<<<<
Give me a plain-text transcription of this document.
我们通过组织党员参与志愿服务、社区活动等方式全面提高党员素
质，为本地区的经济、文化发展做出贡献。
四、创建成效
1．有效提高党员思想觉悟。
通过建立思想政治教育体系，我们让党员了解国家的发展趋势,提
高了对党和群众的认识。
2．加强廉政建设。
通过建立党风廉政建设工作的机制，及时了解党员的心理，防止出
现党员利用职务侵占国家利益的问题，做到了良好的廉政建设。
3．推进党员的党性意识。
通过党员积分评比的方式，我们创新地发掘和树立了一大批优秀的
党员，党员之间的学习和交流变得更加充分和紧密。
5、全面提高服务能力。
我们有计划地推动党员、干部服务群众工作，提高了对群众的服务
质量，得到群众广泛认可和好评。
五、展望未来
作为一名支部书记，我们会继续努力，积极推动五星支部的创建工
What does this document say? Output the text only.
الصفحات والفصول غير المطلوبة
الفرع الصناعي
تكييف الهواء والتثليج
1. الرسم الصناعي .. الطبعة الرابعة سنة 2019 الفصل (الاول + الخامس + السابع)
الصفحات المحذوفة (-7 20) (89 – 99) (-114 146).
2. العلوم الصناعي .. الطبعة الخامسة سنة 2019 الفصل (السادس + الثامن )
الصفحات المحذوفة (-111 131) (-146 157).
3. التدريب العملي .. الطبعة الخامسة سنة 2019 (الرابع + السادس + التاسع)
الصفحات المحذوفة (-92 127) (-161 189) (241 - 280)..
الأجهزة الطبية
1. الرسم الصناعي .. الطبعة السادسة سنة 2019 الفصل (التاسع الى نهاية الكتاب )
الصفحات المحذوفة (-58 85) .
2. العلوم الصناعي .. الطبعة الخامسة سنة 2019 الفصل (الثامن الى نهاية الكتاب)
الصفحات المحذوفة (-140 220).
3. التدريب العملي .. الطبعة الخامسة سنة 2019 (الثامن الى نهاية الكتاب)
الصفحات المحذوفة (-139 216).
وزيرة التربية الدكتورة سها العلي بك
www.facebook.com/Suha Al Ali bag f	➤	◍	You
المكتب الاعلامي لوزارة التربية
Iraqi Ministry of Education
>>>>
YOUR INSTRUCTIONS: Each record must be returned exactly as it is written.

REPLY TO THE EXERCISE:
Give me a plain-text transcription of this document.
我们通过组织党员参与志愿服务、社区活动等方式全面提高党员素
质，为本地区的经济、文化发展做出贡献。
四、创建成效
1．有效提高党员思想觉悟。
通过建立思想政治教育体系，我们让党员了解国家的发展趋势,提
高了对党和群众的认识。
2．加强廉政建设。
通过建立党风廉政建设工作的机制，及时了解党员的心理，防止出
现党员利用职务侵占国家利益的问题，做到了良好的廉政建设。
3．推进党员的党性意识。
通过党员积分评比的方式，我们创新地发掘和树立了一大批优秀的
党员，党员之间的学习和交流变得更加充分和紧密。
5、全面提高服务能力。
我们有计划地推动党员、干部服务群众工作，提高了对群众的服务
质量，得到群众广泛认可和好评。
五、展望未来
作为一名支部书记，我们会继续努力，积极推动五星支部的创建工
What does this document say? Output the text only.
الصفحات والفصول غير المطلوبة
الفرع الصناعي
تكييف الهواء والتثليج
1. الرسم الصناعي .. الطبعة الرابعة سنة 2019 الفصل (الاول + الخامس + السابع)
الصفحات المحذوفة (-7 20) (89 – 99) (-114 146).
2. العلوم الصناعي .. الطبعة الخامسة سنة 2019 الفصل (السادس + الثامن )
الصفحات المحذوفة (-111 131) (-146 157).
3. التدريب العملي .. الطبعة الخامسة سنة 2019 (الرابع + السادس + التاسع)
الصفحات المحذوفة (-92 127) (-161 189) (241 - 280)..
الأجهزة الطبية
1. الرسم الصناعي .. الطبعة السادسة سنة 2019 الفصل (التاسع الى نهاية الكتاب )
الصفحات المحذوفة (-58 85) .
2. العلوم الصناعي .. الطبعة الخامسة سنة 2019 الفصل (الثامن الى نهاية الكتاب)
الصفحات المحذوفة (-140 220).
3. التدريب العملي .. الطبعة الخامسة سنة 2019 (الثامن الى نهاية الكتاب)
الصفحات المحذوفة (-139 216).
وزيرة التربية الدكتورة سها العلي بك
www.facebook.com/Suha Al Ali bag f	➤	◍	You
المكتب الاعلامي لوزارة التربية
Iraqi Ministry of Education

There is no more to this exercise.